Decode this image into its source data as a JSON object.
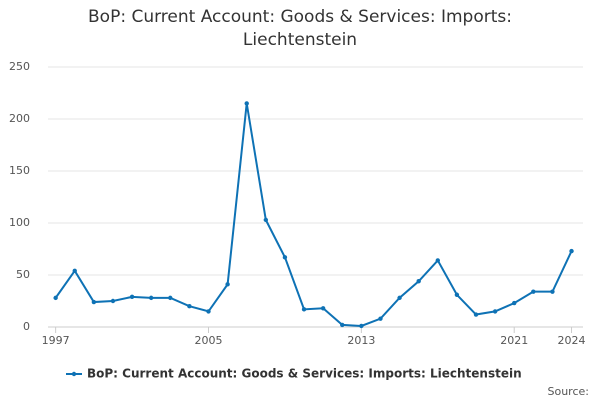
{
  "chart_data": {
    "type": "line",
    "title": "BoP: Current Account: Goods & Services: Imports: Liechtenstein",
    "x": [
      1997,
      1998,
      1999,
      2000,
      2001,
      2002,
      2003,
      2004,
      2005,
      2006,
      2007,
      2008,
      2009,
      2010,
      2011,
      2012,
      2013,
      2014,
      2015,
      2016,
      2017,
      2018,
      2019,
      2020,
      2021,
      2022,
      2023,
      2024
    ],
    "series": [
      {
        "name": "BoP: Current Account: Goods & Services: Imports: Liechtenstein",
        "color": "#0e72b5",
        "values": [
          28,
          54,
          24,
          25,
          29,
          28,
          28,
          20,
          15,
          41,
          215,
          103,
          67,
          17,
          18,
          2,
          1,
          8,
          28,
          44,
          64,
          31,
          12,
          15,
          23,
          34,
          34,
          73
        ]
      }
    ],
    "xlim": [
      1996.6,
      2024.6
    ],
    "xticks": [
      1997,
      2005,
      2013,
      2021,
      2024
    ],
    "ylim": [
      0,
      250
    ],
    "yticks": [
      0,
      50,
      100,
      150,
      200,
      250
    ],
    "grid": true,
    "source_label": "Source:"
  }
}
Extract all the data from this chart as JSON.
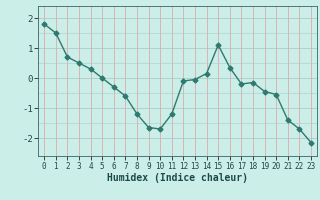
{
  "x": [
    0,
    1,
    2,
    3,
    4,
    5,
    6,
    7,
    8,
    9,
    10,
    11,
    12,
    13,
    14,
    15,
    16,
    17,
    18,
    19,
    20,
    21,
    22,
    23
  ],
  "y": [
    1.8,
    1.5,
    0.7,
    0.5,
    0.3,
    0.0,
    -0.3,
    -0.6,
    -1.2,
    -1.65,
    -1.7,
    -1.2,
    -0.1,
    -0.05,
    0.15,
    1.1,
    0.35,
    -0.2,
    -0.15,
    -0.45,
    -0.55,
    -1.4,
    -1.7,
    -2.15
  ],
  "line_color": "#2e7a6e",
  "marker": "D",
  "markersize": 2.5,
  "linewidth": 1.0,
  "bg_color": "#cceee8",
  "grid_color_h": "#aacccc",
  "grid_color_v_red": "#ddaaaa",
  "grid_color_v_teal": "#aacccc",
  "xlabel": "Humidex (Indice chaleur)",
  "xlabel_fontsize": 7,
  "ylim": [
    -2.6,
    2.4
  ],
  "xlim": [
    -0.5,
    23.5
  ],
  "yticks": [
    -2,
    -1,
    0,
    1,
    2
  ],
  "xticks": [
    0,
    1,
    2,
    3,
    4,
    5,
    6,
    7,
    8,
    9,
    10,
    11,
    12,
    13,
    14,
    15,
    16,
    17,
    18,
    19,
    20,
    21,
    22,
    23
  ],
  "tick_fontsize": 5.5,
  "ytick_fontsize": 6.5
}
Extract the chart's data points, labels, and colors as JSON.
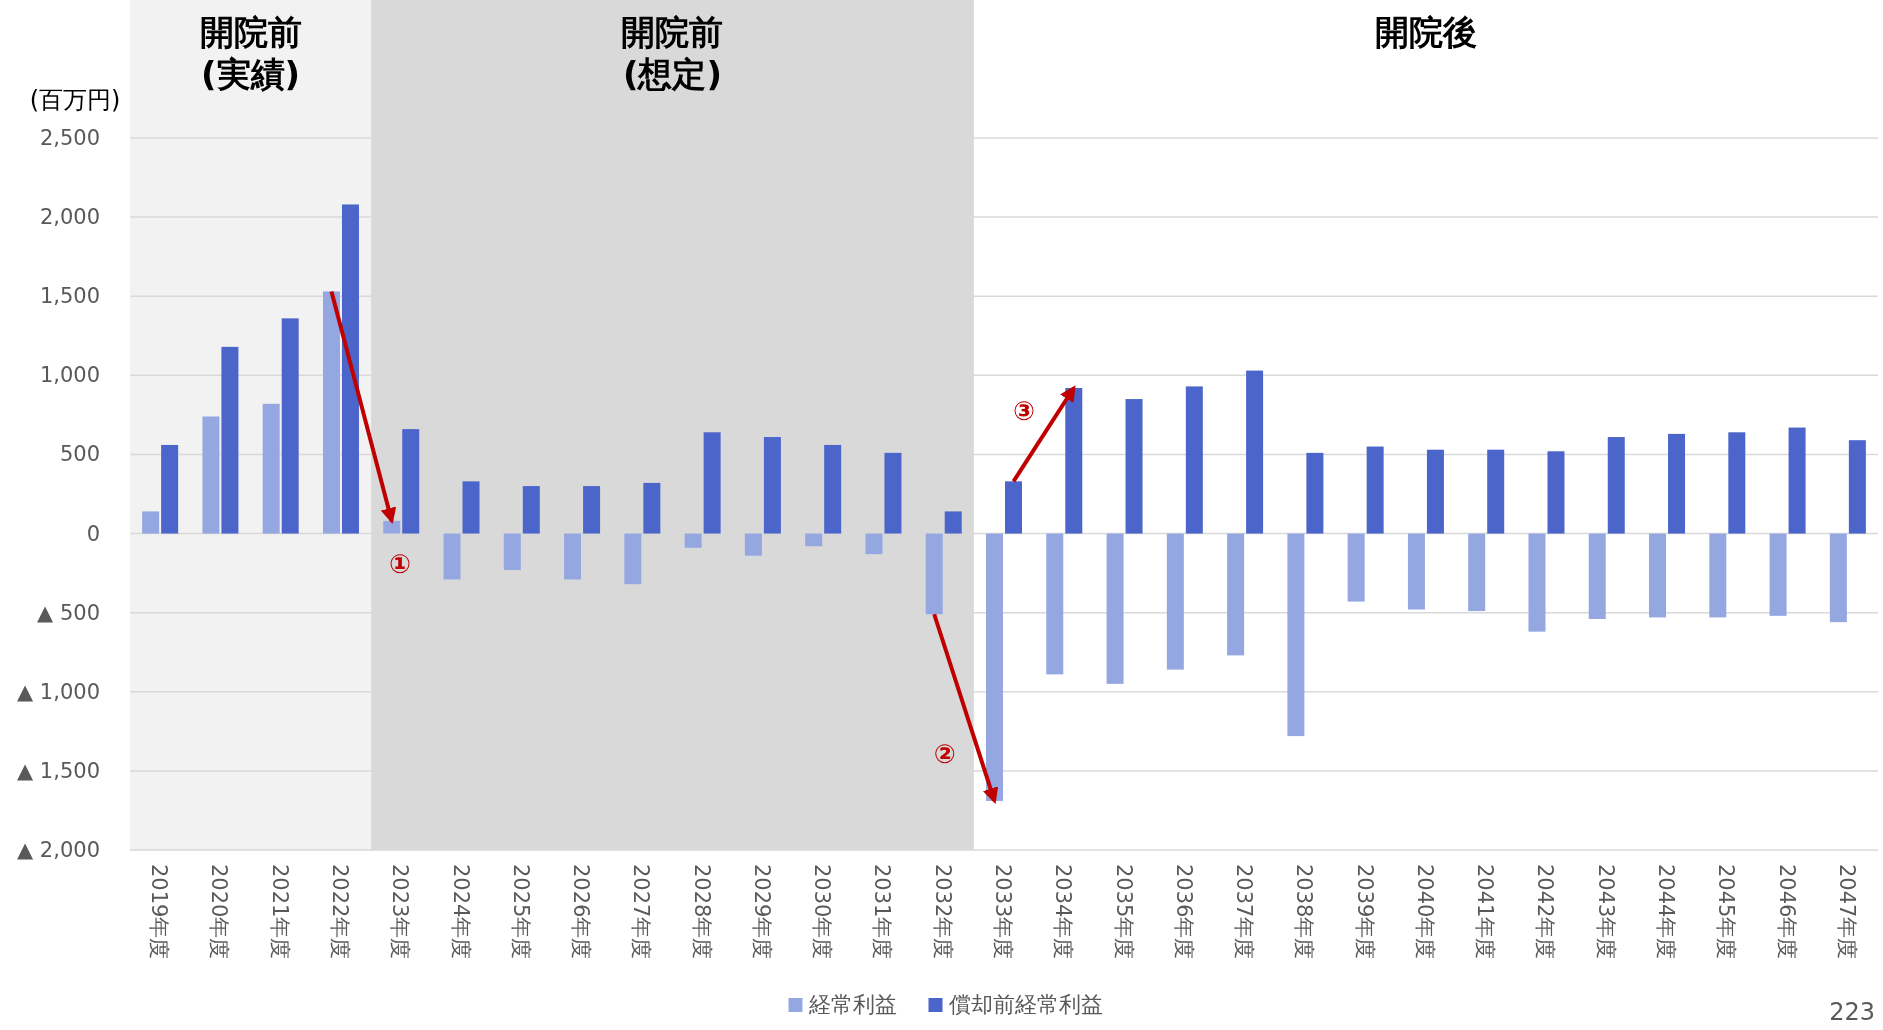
{
  "chart_data": {
    "type": "bar",
    "ylabel": "(百万円)",
    "ylim": [
      -2000,
      2500
    ],
    "yticks": [
      {
        "value": -2000,
        "label": "▲ 2,000"
      },
      {
        "value": -1500,
        "label": "▲ 1,500"
      },
      {
        "value": -1000,
        "label": "▲ 1,000"
      },
      {
        "value": -500,
        "label": "▲ 500"
      },
      0,
      {
        "value": 500,
        "label": "500"
      },
      {
        "value": 1000,
        "label": "1,000"
      },
      {
        "value": 1500,
        "label": "1,500"
      },
      {
        "value": 2000,
        "label": "2,000"
      },
      {
        "value": 2500,
        "label": "2,500"
      }
    ],
    "grid": "y",
    "legend": "bottom",
    "categories": [
      "2019年度",
      "2020年度",
      "2021年度",
      "2022年度",
      "2023年度",
      "2024年度",
      "2025年度",
      "2026年度",
      "2027年度",
      "2028年度",
      "2029年度",
      "2030年度",
      "2031年度",
      "2032年度",
      "2033年度",
      "2034年度",
      "2035年度",
      "2036年度",
      "2037年度",
      "2038年度",
      "2039年度",
      "2040年度",
      "2041年度",
      "2042年度",
      "2043年度",
      "2044年度",
      "2045年度",
      "2046年度",
      "2047年度"
    ],
    "series": [
      {
        "name": "経常利益",
        "color": "#95a7e0",
        "values": [
          140,
          740,
          820,
          1530,
          80,
          -290,
          -230,
          -290,
          -320,
          -90,
          -140,
          -80,
          -130,
          -510,
          -1690,
          -890,
          -950,
          -860,
          -770,
          -1280,
          -430,
          -480,
          -490,
          -620,
          -540,
          -530,
          -530,
          -520,
          -560
        ]
      },
      {
        "name": "償却前経常利益",
        "color": "#4c65ca",
        "values": [
          560,
          1180,
          1360,
          2080,
          660,
          330,
          300,
          300,
          320,
          640,
          610,
          560,
          510,
          140,
          330,
          920,
          850,
          930,
          1030,
          510,
          550,
          530,
          530,
          520,
          610,
          630,
          640,
          670,
          590
        ]
      }
    ],
    "bands": [
      {
        "axis": "x",
        "from": "2019年度",
        "to": "2022年度",
        "label": "開院前\n(実績)",
        "color": "#f2f2f2"
      },
      {
        "axis": "x",
        "from": "2023年度",
        "to": "2032年度",
        "label": "開院前\n(想定)",
        "color": "#d9d9d9"
      }
    ],
    "annotations": [
      {
        "text": "①",
        "x": "2023年度",
        "y": 80
      },
      {
        "text": "②",
        "x": "2033年度",
        "y": -1690
      },
      {
        "text": "③",
        "x": "2034年度",
        "y": 920
      },
      "開院後",
      "223"
    ]
  }
}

━━━━━━━━━━━━━━━━━━━━━━━━━━━━━━

§ Challenge
Every line of text is to be repeated exactly; pictures are left out.

§ Right answer
Decode this image into its source data as a JSON object.
{
  "chart_data": {
    "type": "line",
    "title": "BoP: Current Account: Goods & Services: Imports: Liechtenstein",
    "x": [
      1997,
      1998,
      1999,
      2000,
      2001,
      2002,
      2003,
      2004,
      2005,
      2006,
      2007,
      2008,
      2009,
      2010,
      2011,
      2012,
      2013,
      2014,
      2015,
      2016,
      2017,
      2018,
      2019,
      2020,
      2021,
      2022,
      2023,
      2024
    ],
    "series": [
      {
        "name": "BoP: Current Account: Goods & Services: Imports: Liechtenstein",
        "color": "#0e72b5",
        "values": [
          28,
          54,
          24,
          25,
          29,
          28,
          28,
          20,
          15,
          41,
          215,
          103,
          67,
          17,
          18,
          2,
          1,
          8,
          28,
          44,
          64,
          31,
          12,
          15,
          23,
          34,
          34,
          73
        ]
      }
    ],
    "xlim": [
      1996.6,
      2024.6
    ],
    "xticks": [
      1997,
      2005,
      2013,
      2021,
      2024
    ],
    "ylim": [
      0,
      250
    ],
    "yticks": [
      0,
      50,
      100,
      150,
      200,
      250
    ],
    "grid": true,
    "source_label": "Source:"
  }
}
Extract all the data from this chart as JSON.
{
  "x": [
    0,
    1,
    2,
    3,
    4,
    5,
    6,
    7,
    8,
    9,
    10,
    11,
    12,
    13,
    14,
    15,
    16,
    17,
    18,
    19,
    20,
    21,
    22,
    23
  ],
  "y": [
    1.8,
    1.5,
    0.7,
    0.5,
    0.3,
    0.0,
    -0.3,
    -0.6,
    -1.2,
    -1.65,
    -1.7,
    -1.2,
    -0.1,
    -0.05,
    0.15,
    1.1,
    0.35,
    -0.2,
    -0.15,
    -0.45,
    -0.55,
    -1.4,
    -1.7,
    -2.15
  ],
  "line_color": "#2e7a6e",
  "marker": "D",
  "markersize": 2.5,
  "linewidth": 1.0,
  "bg_color": "#cceee8",
  "grid_color_h": "#aacccc",
  "grid_color_v_red": "#ddaaaa",
  "grid_color_v_teal": "#aacccc",
  "xlabel": "Humidex (Indice chaleur)",
  "xlabel_fontsize": 7,
  "ylim": [
    -2.6,
    2.4
  ],
  "xlim": [
    -0.5,
    23.5
  ],
  "yticks": [
    -2,
    -1,
    0,
    1,
    2
  ],
  "xticks": [
    0,
    1,
    2,
    3,
    4,
    5,
    6,
    7,
    8,
    9,
    10,
    11,
    12,
    13,
    14,
    15,
    16,
    17,
    18,
    19,
    20,
    21,
    22,
    23
  ],
  "tick_fontsize": 5.5,
  "ytick_fontsize": 6.5
}
Extract the chart's data points, labels, and colors as JSON.
{
  "chart_data": {
    "type": "bar",
    "ylabel": "(百万円)",
    "ylim": [
      -2000,
      2500
    ],
    "yticks": [
      {
        "value": -2000,
        "label": "▲ 2,000"
      },
      {
        "value": -1500,
        "label": "▲ 1,500"
      },
      {
        "value": -1000,
        "label": "▲ 1,000"
      },
      {
        "value": -500,
        "label": "▲ 500"
      },
      0,
      {
        "value": 500,
        "label": "500"
      },
      {
        "value": 1000,
        "label": "1,000"
      },
      {
        "value": 1500,
        "label": "1,500"
      },
      {
        "value": 2000,
        "label": "2,000"
      },
      {
        "value": 2500,
        "label": "2,500"
      }
    ],
    "grid": "y",
    "legend": "bottom",
    "categories": [
      "2019年度",
      "2020年度",
      "2021年度",
      "2022年度",
      "2023年度",
      "2024年度",
      "2025年度",
      "2026年度",
      "2027年度",
      "2028年度",
      "2029年度",
      "2030年度",
      "2031年度",
      "2032年度",
      "2033年度",
      "2034年度",
      "2035年度",
      "2036年度",
      "2037年度",
      "2038年度",
      "2039年度",
      "2040年度",
      "2041年度",
      "2042年度",
      "2043年度",
      "2044年度",
      "2045年度",
      "2046年度",
      "2047年度"
    ],
    "series": [
      {
        "name": "経常利益",
        "color": "#95a7e0",
        "values": [
          140,
          740,
          820,
          1530,
          80,
          -290,
          -230,
          -290,
          -320,
          -90,
          -140,
          -80,
          -130,
          -510,
          -1690,
          -890,
          -950,
          -860,
          -770,
          -1280,
          -430,
          -480,
          -490,
          -620,
          -540,
          -530,
          -530,
          -520,
          -560
        ]
      },
      {
        "name": "償却前経常利益",
        "color": "#4c65ca",
        "values": [
          560,
          1180,
          1360,
          2080,
          660,
          330,
          300,
          300,
          320,
          640,
          610,
          560,
          510,
          140,
          330,
          920,
          850,
          930,
          1030,
          510,
          550,
          530,
          530,
          520,
          610,
          630,
          640,
          670,
          590
        ]
      }
    ],
    "bands": [
      {
        "axis": "x",
        "from": "2019年度",
        "to": "2022年度",
        "label": "開院前\n(実績)",
        "color": "#f2f2f2"
      },
      {
        "axis": "x",
        "from": "2023年度",
        "to": "2032年度",
        "label": "開院前\n(想定)",
        "color": "#d9d9d9"
      }
    ],
    "annotations": [
      {
        "text": "①",
        "x": "2023年度",
        "y": 80
      },
      {
        "text": "②",
        "x": "2033年度",
        "y": -1690
      },
      {
        "text": "③",
        "x": "2034年度",
        "y": 920
      },
      "開院後",
      "223"
    ]
  }
}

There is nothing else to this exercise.